§ Task to carry out
Can you print the data exactly and leave out each image?

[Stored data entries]
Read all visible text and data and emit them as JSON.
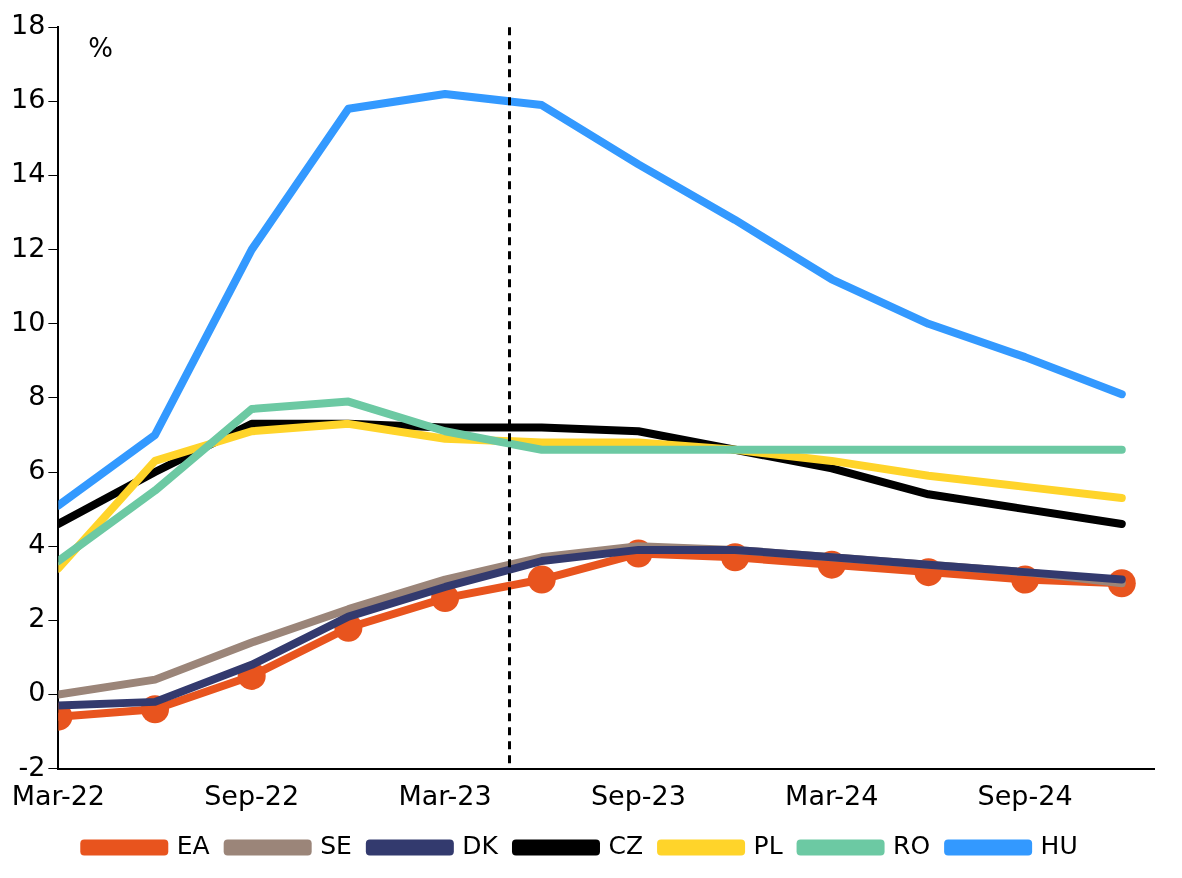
{
  "chart_data": {
    "type": "line",
    "ylabel": "%",
    "x": [
      "2022-03",
      "2022-06",
      "2022-09",
      "2022-12",
      "2023-03",
      "2023-06",
      "2023-09",
      "2023-12",
      "2024-03",
      "2024-06",
      "2024-09",
      "2024-12"
    ],
    "series": [
      {
        "name": "EA",
        "color": "#e8541e",
        "marker": "circle",
        "values": [
          -0.6,
          -0.4,
          0.5,
          1.8,
          2.6,
          3.1,
          3.8,
          3.7,
          3.5,
          3.3,
          3.1,
          3.0
        ]
      },
      {
        "name": "SE",
        "color": "#9b8579",
        "values": [
          0.0,
          0.4,
          1.4,
          2.3,
          3.1,
          3.7,
          4.0,
          3.9,
          3.7,
          3.5,
          3.3,
          3.0
        ]
      },
      {
        "name": "DK",
        "color": "#333a6e",
        "values": [
          -0.3,
          -0.2,
          0.8,
          2.1,
          2.9,
          3.6,
          3.9,
          3.9,
          3.7,
          3.5,
          3.3,
          3.1
        ]
      },
      {
        "name": "CZ",
        "color": "#000000",
        "values": [
          4.6,
          6.0,
          7.3,
          7.3,
          7.2,
          7.2,
          7.1,
          6.6,
          6.1,
          5.4,
          5.0,
          4.6
        ]
      },
      {
        "name": "PL",
        "color": "#ffd42a",
        "values": [
          3.4,
          6.3,
          7.1,
          7.3,
          6.9,
          6.8,
          6.8,
          6.6,
          6.3,
          5.9,
          5.6,
          5.3
        ]
      },
      {
        "name": "RO",
        "color": "#6cc9a3",
        "values": [
          3.6,
          5.5,
          7.7,
          7.9,
          7.1,
          6.6,
          6.6,
          6.6,
          6.6,
          6.6,
          6.6,
          6.6
        ]
      },
      {
        "name": "HU",
        "color": "#3399ff",
        "values": [
          5.1,
          7.0,
          12.0,
          15.8,
          16.2,
          15.9,
          14.3,
          12.8,
          11.2,
          10.0,
          9.1,
          8.1
        ]
      }
    ],
    "xlim": [
      "2022-03",
      "2025-01"
    ],
    "xticks": [
      {
        "value": "2022-03",
        "label": "Mar-22"
      },
      {
        "value": "2022-09",
        "label": "Sep-22"
      },
      {
        "value": "2023-03",
        "label": "Mar-23"
      },
      {
        "value": "2023-09",
        "label": "Sep-23"
      },
      {
        "value": "2024-03",
        "label": "Mar-24"
      },
      {
        "value": "2024-09",
        "label": "Sep-24"
      }
    ],
    "ylim": [
      -2,
      18
    ],
    "yticks": [
      -2,
      0,
      2,
      4,
      6,
      8,
      10,
      12,
      14,
      16,
      18
    ],
    "ref_lines": [
      {
        "axis": "x",
        "value": "2023-05",
        "color": "#000000",
        "line_style": "dashed"
      }
    ],
    "grid": false,
    "legend": "bottom",
    "marker": "none",
    "line_style": "solid"
  }
}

§ Right answer
Read all visible text and data and emit them as JSON.
{
  "chart_data": {
    "type": "line",
    "ylabel": "%",
    "x": [
      "2022-03",
      "2022-06",
      "2022-09",
      "2022-12",
      "2023-03",
      "2023-06",
      "2023-09",
      "2023-12",
      "2024-03",
      "2024-06",
      "2024-09",
      "2024-12"
    ],
    "series": [
      {
        "name": "EA",
        "color": "#e8541e",
        "marker": "circle",
        "values": [
          -0.6,
          -0.4,
          0.5,
          1.8,
          2.6,
          3.1,
          3.8,
          3.7,
          3.5,
          3.3,
          3.1,
          3.0
        ]
      },
      {
        "name": "SE",
        "color": "#9b8579",
        "values": [
          0.0,
          0.4,
          1.4,
          2.3,
          3.1,
          3.7,
          4.0,
          3.9,
          3.7,
          3.5,
          3.3,
          3.0
        ]
      },
      {
        "name": "DK",
        "color": "#333a6e",
        "values": [
          -0.3,
          -0.2,
          0.8,
          2.1,
          2.9,
          3.6,
          3.9,
          3.9,
          3.7,
          3.5,
          3.3,
          3.1
        ]
      },
      {
        "name": "CZ",
        "color": "#000000",
        "values": [
          4.6,
          6.0,
          7.3,
          7.3,
          7.2,
          7.2,
          7.1,
          6.6,
          6.1,
          5.4,
          5.0,
          4.6
        ]
      },
      {
        "name": "PL",
        "color": "#ffd42a",
        "values": [
          3.4,
          6.3,
          7.1,
          7.3,
          6.9,
          6.8,
          6.8,
          6.6,
          6.3,
          5.9,
          5.6,
          5.3
        ]
      },
      {
        "name": "RO",
        "color": "#6cc9a3",
        "values": [
          3.6,
          5.5,
          7.7,
          7.9,
          7.1,
          6.6,
          6.6,
          6.6,
          6.6,
          6.6,
          6.6,
          6.6
        ]
      },
      {
        "name": "HU",
        "color": "#3399ff",
        "values": [
          5.1,
          7.0,
          12.0,
          15.8,
          16.2,
          15.9,
          14.3,
          12.8,
          11.2,
          10.0,
          9.1,
          8.1
        ]
      }
    ],
    "xlim": [
      "2022-03",
      "2025-01"
    ],
    "xticks": [
      {
        "value": "2022-03",
        "label": "Mar-22"
      },
      {
        "value": "2022-09",
        "label": "Sep-22"
      },
      {
        "value": "2023-03",
        "label": "Mar-23"
      },
      {
        "value": "2023-09",
        "label": "Sep-23"
      },
      {
        "value": "2024-03",
        "label": "Mar-24"
      },
      {
        "value": "2024-09",
        "label": "Sep-24"
      }
    ],
    "ylim": [
      -2,
      18
    ],
    "yticks": [
      -2,
      0,
      2,
      4,
      6,
      8,
      10,
      12,
      14,
      16,
      18
    ],
    "ref_lines": [
      {
        "axis": "x",
        "value": "2023-05",
        "color": "#000000",
        "line_style": "dashed"
      }
    ],
    "grid": false,
    "legend": "bottom",
    "marker": "none",
    "line_style": "solid"
  }
}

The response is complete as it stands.